_Exercise prompt_:
Transcribe the lines below verbatim, skipping the images.

_Supplied entries_:
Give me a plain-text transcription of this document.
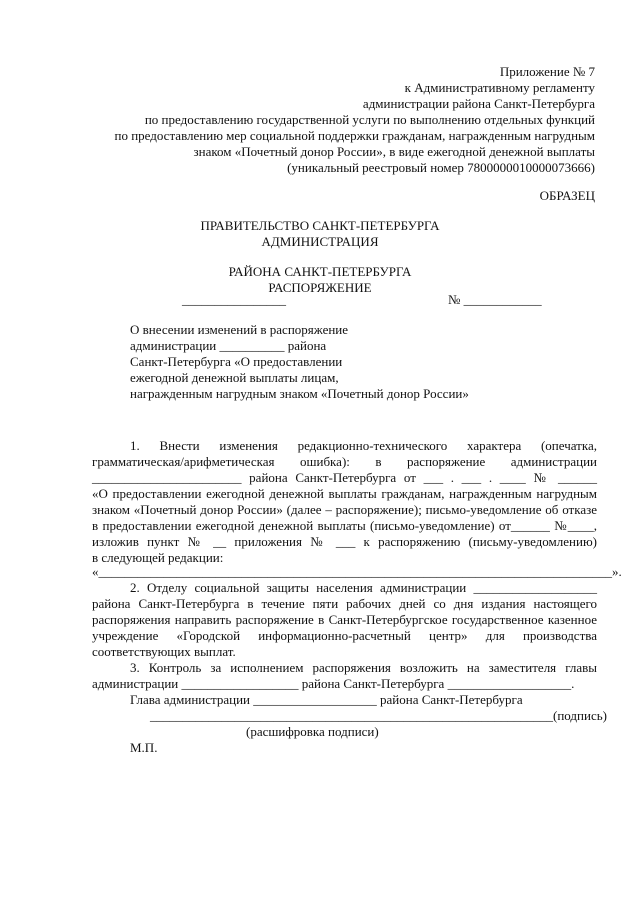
Приложение № 7
к Административному регламенту
администрации района Санкт-Петербурга
по предоставлению государственной услуги по выполнению отдельных функций
по предоставлению мер социальной поддержки гражданам, награжденным нагрудным
знаком «Почетный донор России», в виде ежегодной денежной выплаты
(уникальный реестровый номер 7800000010000073666)
ОБРАЗЕЦ
ПРАВИТЕЛЬСТВО САНКТ-ПЕТЕРБУРГА
АДМИНИСТРАЦИЯ
РАЙОНА САНКТ-ПЕТЕРБУРГА
РАСПОРЯЖЕНИЕ
________________	№ ____________
О внесении изменений в распоряжение
администрации __________ района
Санкт-Петербурга «О предоставлении
ежегодной денежной выплаты лицам,
награжденным нагрудным знаком «Почетный донор России»
1. Внести изменения редакционно-технического характера (опечатка,
грамматическая/арифметическая ошибка): в распоряжение администрации
_______________________ района Санкт-Петербурга от ___ . ___ . ____ № ______
«О предоставлении ежегодной денежной выплаты гражданам, награжденным нагрудным
знаком «Почетный донор России» (далее – распоряжение); письмо-уведомление об отказе
в предоставлении ежегодной денежной выплаты (письмо-уведомление) от______ №____,
изложив пункт № __ приложения № ___ к распоряжению (письму-уведомлению)
в следующей редакции:
«_______________________________________________________________________________».
2. Отделу социальной защиты населения администрации ___________________
района Санкт-Петербурга в течение пяти рабочих дней со дня издания настоящего
распоряжения направить распоряжение в Санкт-Петербургское государственное казенное
учреждение «Городской информационно-расчетный центр» для производства
соответствующих выплат.
3. Контроль за исполнением распоряжения возложить на заместителя главы
администрации __________________ района Санкт-Петербурга ___________________.
Глава администрации ___________________ района Санкт-Петербурга
______________________________________________________________(подпись)
(расшифровка подписи)
М.П.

_Complete output_:
Give me a plain-text transcription of this document.
Приложение № 7
к Административному регламенту
администрации района Санкт-Петербурга
по предоставлению государственной услуги по выполнению отдельных функций
по предоставлению мер социальной поддержки гражданам, награжденным нагрудным
знаком «Почетный донор России», в виде ежегодной денежной выплаты
(уникальный реестровый номер 7800000010000073666)
ОБРАЗЕЦ
ПРАВИТЕЛЬСТВО САНКТ-ПЕТЕРБУРГА
АДМИНИСТРАЦИЯ
РАЙОНА САНКТ-ПЕТЕРБУРГА
РАСПОРЯЖЕНИЕ
________________	№ ____________
О внесении изменений в распоряжение
администрации __________ района
Санкт-Петербурга «О предоставлении
ежегодной денежной выплаты лицам,
награжденным нагрудным знаком «Почетный донор России»
1. Внести изменения редакционно-технического характера (опечатка,
грамматическая/арифметическая ошибка): в распоряжение администрации
_______________________ района Санкт-Петербурга от ___ . ___ . ____ № ______
«О предоставлении ежегодной денежной выплаты гражданам, награжденным нагрудным
знаком «Почетный донор России» (далее – распоряжение); письмо-уведомление об отказе
в предоставлении ежегодной денежной выплаты (письмо-уведомление) от______ №____,
изложив пункт № __ приложения № ___ к распоряжению (письму-уведомлению)
в следующей редакции:
«_______________________________________________________________________________».
2. Отделу социальной защиты населения администрации ___________________
района Санкт-Петербурга в течение пяти рабочих дней со дня издания настоящего
распоряжения направить распоряжение в Санкт-Петербургское государственное казенное
учреждение «Городской информационно-расчетный центр» для производства
соответствующих выплат.
3. Контроль за исполнением распоряжения возложить на заместителя главы
администрации __________________ района Санкт-Петербурга ___________________.
Глава администрации ___________________ района Санкт-Петербурга
______________________________________________________________(подпись)
(расшифровка подписи)
М.П.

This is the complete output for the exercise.